Records about charts and figures
╔══
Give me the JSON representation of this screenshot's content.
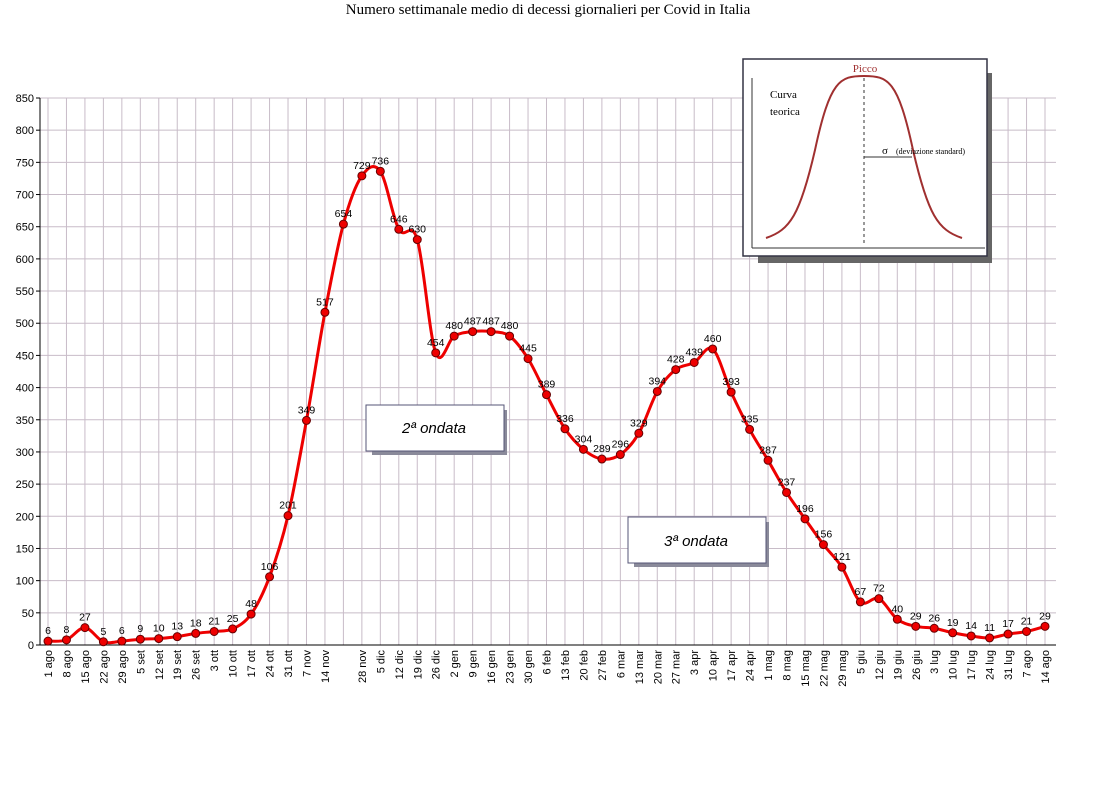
{
  "chart_data": {
    "type": "line",
    "title": "Numero settimanale medio di decessi giornalieri per Covid in Italia",
    "categories": [
      "1 ago",
      "8 ago",
      "15 ago",
      "22 ago",
      "29 ago",
      "5 set",
      "12 set",
      "19 set",
      "26 set",
      "3 ott",
      "10 ott",
      "17 ott",
      "24 ott",
      "31 ott",
      "7 nov",
      "14 nov",
      null,
      "28 nov",
      "5 dic",
      "12 dic",
      "19 dic",
      "26 dic",
      "2 gen",
      "9 gen",
      "16 gen",
      "23 gen",
      "30 gen",
      "6 feb",
      "13 feb",
      "20 feb",
      "27 feb",
      "6 mar",
      "13 mar",
      "20 mar",
      "27 mar",
      "3 apr",
      "10 apr",
      "17 apr",
      "24 apr",
      "1 mag",
      "8 mag",
      "15 mag",
      "22 mag",
      "29 mag",
      "5 giu",
      "12 giu",
      "19 giu",
      "26 giu",
      "3 lug",
      "10 lug",
      "17 lug",
      "24 lug",
      "31 lug",
      "7 ago",
      "14 ago"
    ],
    "series": [
      {
        "color": "#ee0000",
        "values": [
          6,
          8,
          27,
          5,
          6,
          9,
          10,
          13,
          18,
          21,
          25,
          48,
          106,
          201,
          349,
          517,
          654,
          729,
          736,
          646,
          630,
          454,
          480,
          487,
          487,
          480,
          445,
          389,
          336,
          304,
          289,
          296,
          329,
          394,
          428,
          439,
          460,
          393,
          335,
          287,
          237,
          196,
          156,
          121,
          67,
          72,
          40,
          29,
          26,
          19,
          14,
          11,
          17,
          21,
          29
        ]
      }
    ],
    "ylim": [
      0,
      850
    ],
    "yticks": [
      0,
      50,
      100,
      150,
      200,
      250,
      300,
      350,
      400,
      450,
      500,
      550,
      600,
      650,
      700,
      750,
      800,
      850
    ],
    "grid": true,
    "annotations": [
      "2ª ondata",
      "3ª ondata"
    ],
    "inset": {
      "peak": "Picco",
      "curve": [
        "Curva",
        "teorica"
      ],
      "sigma": "σ",
      "sigma_note": "(deviazione standard)"
    }
  }
}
╚══
- _Requirement_
Transcribe the material exactly, leaving every picture out.

- _Expected output_
Give me the JSON representation of this screenshot's content.
{
  "chart_data": {
    "type": "line",
    "title": "Numero settimanale medio di decessi giornalieri per Covid in Italia",
    "categories": [
      "1 ago",
      "8 ago",
      "15 ago",
      "22 ago",
      "29 ago",
      "5 set",
      "12 set",
      "19 set",
      "26 set",
      "3 ott",
      "10 ott",
      "17 ott",
      "24 ott",
      "31 ott",
      "7 nov",
      "14 nov",
      null,
      "28 nov",
      "5 dic",
      "12 dic",
      "19 dic",
      "26 dic",
      "2 gen",
      "9 gen",
      "16 gen",
      "23 gen",
      "30 gen",
      "6 feb",
      "13 feb",
      "20 feb",
      "27 feb",
      "6 mar",
      "13 mar",
      "20 mar",
      "27 mar",
      "3 apr",
      "10 apr",
      "17 apr",
      "24 apr",
      "1 mag",
      "8 mag",
      "15 mag",
      "22 mag",
      "29 mag",
      "5 giu",
      "12 giu",
      "19 giu",
      "26 giu",
      "3 lug",
      "10 lug",
      "17 lug",
      "24 lug",
      "31 lug",
      "7 ago",
      "14 ago"
    ],
    "series": [
      {
        "color": "#ee0000",
        "values": [
          6,
          8,
          27,
          5,
          6,
          9,
          10,
          13,
          18,
          21,
          25,
          48,
          106,
          201,
          349,
          517,
          654,
          729,
          736,
          646,
          630,
          454,
          480,
          487,
          487,
          480,
          445,
          389,
          336,
          304,
          289,
          296,
          329,
          394,
          428,
          439,
          460,
          393,
          335,
          287,
          237,
          196,
          156,
          121,
          67,
          72,
          40,
          29,
          26,
          19,
          14,
          11,
          17,
          21,
          29
        ]
      }
    ],
    "ylim": [
      0,
      850
    ],
    "yticks": [
      0,
      50,
      100,
      150,
      200,
      250,
      300,
      350,
      400,
      450,
      500,
      550,
      600,
      650,
      700,
      750,
      800,
      850
    ],
    "grid": true,
    "annotations": [
      "2ª ondata",
      "3ª ondata"
    ],
    "inset": {
      "peak": "Picco",
      "curve": [
        "Curva",
        "teorica"
      ],
      "sigma": "σ",
      "sigma_note": "(deviazione standard)"
    }
  }
}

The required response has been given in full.